___ DATA PROVIDED

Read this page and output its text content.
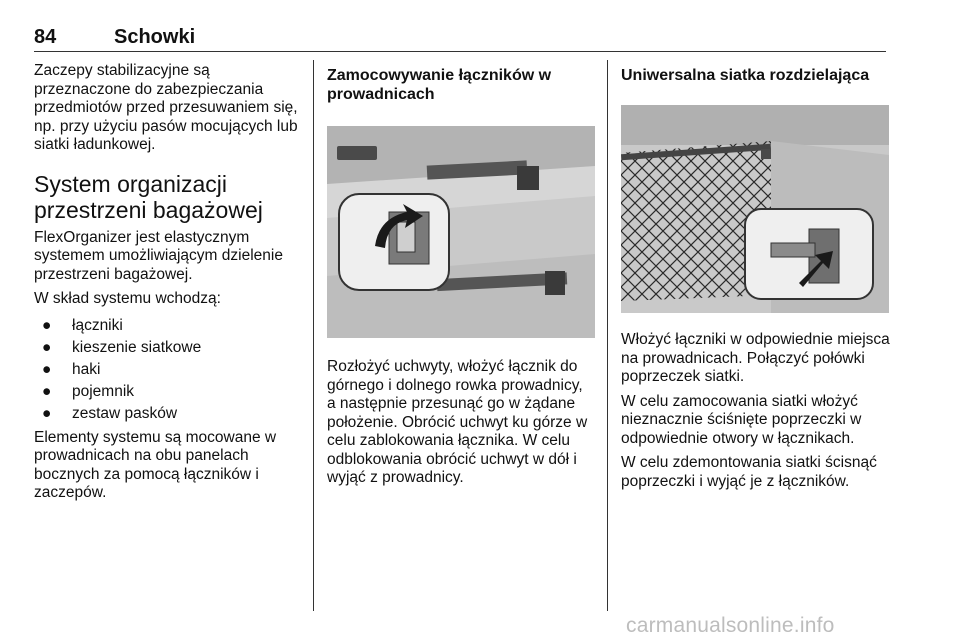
84	Schowki

Zaczepy stabilizacyjne są przeznaczone do zabezpieczania przedmiotów przed przesuwaniem się, np. przy użyciu pasów mocujących lub siatki ładunkowej.

System organizacji przestrzeni bagażowej

FlexOrganizer jest elastycznym systemem umożliwiającym dzielenie przestrzeni bagażowej.

W skład systemu wchodzą:

● łączniki
● kieszenie siatkowe
● haki
● pojemnik
● zestaw pasków

Elementy systemu są mocowane w prowadnicach na obu panelach bocznych za pomocą łączników i zaczepów.

Zamocowywanie łączników w prowadnicach

Rozłożyć uchwyty, włożyć łącznik do górnego i dolnego rowka prowadnicy, a następnie przesunąć go w żądane położenie. Obrócić uchwyt ku górze w celu zablokowania łącznika. W celu odblokowania obrócić uchwyt w dół i wyjąć z prowadnicy.

Uniwersalna siatka rozdzielająca

Włożyć łączniki w odpowiednie miejsca na prowadnicach. Połączyć połówki poprzeczek siatki.

W celu zamocowania siatki włożyć nieznacznie ściśnięte poprzeczki w odpowiednie otwory w łącznikach.

W celu zdemontowania siatki ścisnąć poprzeczki i wyjąć je z łączników.

carmanualsonline.info
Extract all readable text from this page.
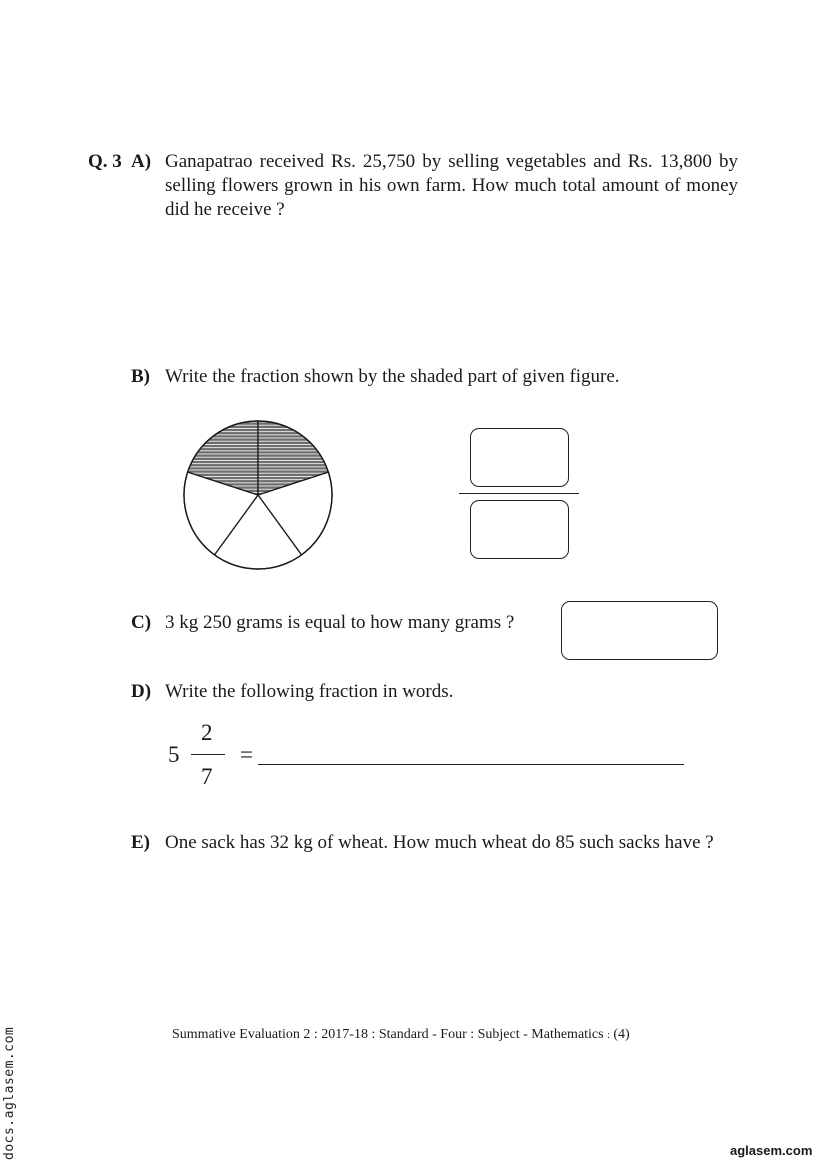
Q. 3 A) Ganapatrao received Rs. 25,750 by selling vegetables and Rs. 13,800 by selling flowers grown in his own farm. How much total amount of money did he receive ?
B) Write the fraction shown by the shaded part of given figure.
C) 3 kg 250 grams is equal to how many grams ?
D) Write the following fraction in words.
5
2
7
=
E) One sack has 32 kg of wheat. How much wheat do 85 such sacks have ?
Summative Evaluation 2 : 2017-18 : Standard - Four : Subject - Mathematics : (4)
docs.aglasem.com	aglasem.com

______

• **WHAT THE TASK ASKS**:
Leaving out every picture, transcribe exactly the lines from the line that contains "Extract all readable text from this page." through the final line of the entries above.

• **FULL RESPONSE**:
Extract all readable text from this page.
Q. 3 A) Ganapatrao received Rs. 25,750 by selling vegetables and Rs. 13,800 by selling flowers grown in his own farm. How much total amount of money did he receive ?
B) Write the fraction shown by the shaded part of given figure.
C) 3 kg 250 grams is equal to how many grams ?
D) Write the following fraction in words.
5
2
7
=
E) One sack has 32 kg of wheat. How much wheat do 85 such sacks have ?
Summative Evaluation 2 : 2017-18 : Standard - Four : Subject - Mathematics : (4)
docs.aglasem.com	aglasem.com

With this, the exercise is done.